▸ **What to do**
Leave out the pictures and copy each record below exactly.

* * *

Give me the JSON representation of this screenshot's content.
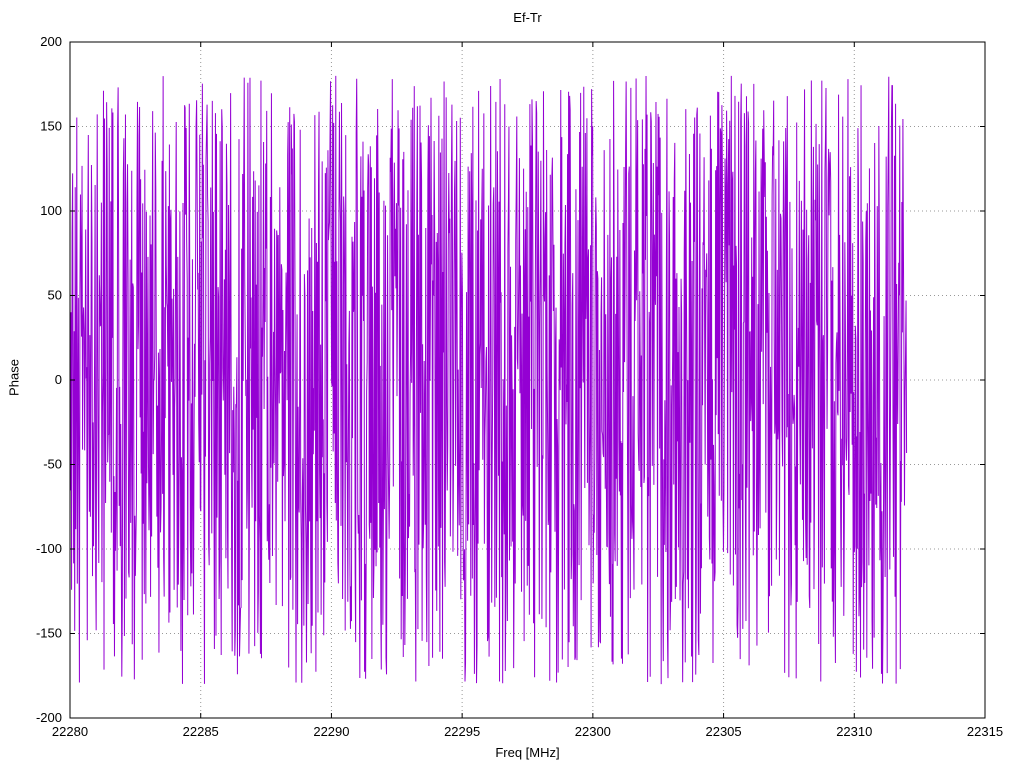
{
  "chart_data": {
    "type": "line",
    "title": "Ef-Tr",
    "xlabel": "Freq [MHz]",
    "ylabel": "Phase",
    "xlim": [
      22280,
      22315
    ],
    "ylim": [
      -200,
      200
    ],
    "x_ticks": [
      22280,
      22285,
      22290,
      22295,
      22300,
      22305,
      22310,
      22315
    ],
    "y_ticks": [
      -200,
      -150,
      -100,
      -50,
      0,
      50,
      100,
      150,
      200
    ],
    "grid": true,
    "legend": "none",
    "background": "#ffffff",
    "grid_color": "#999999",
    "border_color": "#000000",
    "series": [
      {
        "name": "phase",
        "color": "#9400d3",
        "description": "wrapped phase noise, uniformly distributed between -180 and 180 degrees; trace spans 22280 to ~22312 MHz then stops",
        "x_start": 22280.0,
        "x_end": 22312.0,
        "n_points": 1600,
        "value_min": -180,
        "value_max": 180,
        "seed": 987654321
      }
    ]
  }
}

* * *

▸ **Worked answer**
Give me the JSON representation of this screenshot's content.
{
  "chart_data": {
    "type": "line",
    "title": "Ef-Tr",
    "xlabel": "Freq [MHz]",
    "ylabel": "Phase",
    "xlim": [
      22280,
      22315
    ],
    "ylim": [
      -200,
      200
    ],
    "x_ticks": [
      22280,
      22285,
      22290,
      22295,
      22300,
      22305,
      22310,
      22315
    ],
    "y_ticks": [
      -200,
      -150,
      -100,
      -50,
      0,
      50,
      100,
      150,
      200
    ],
    "grid": true,
    "legend": "none",
    "background": "#ffffff",
    "grid_color": "#999999",
    "border_color": "#000000",
    "series": [
      {
        "name": "phase",
        "color": "#9400d3",
        "description": "wrapped phase noise, uniformly distributed between -180 and 180 degrees; trace spans 22280 to ~22312 MHz then stops",
        "x_start": 22280.0,
        "x_end": 22312.0,
        "n_points": 1600,
        "value_min": -180,
        "value_max": 180,
        "seed": 987654321
      }
    ]
  }
}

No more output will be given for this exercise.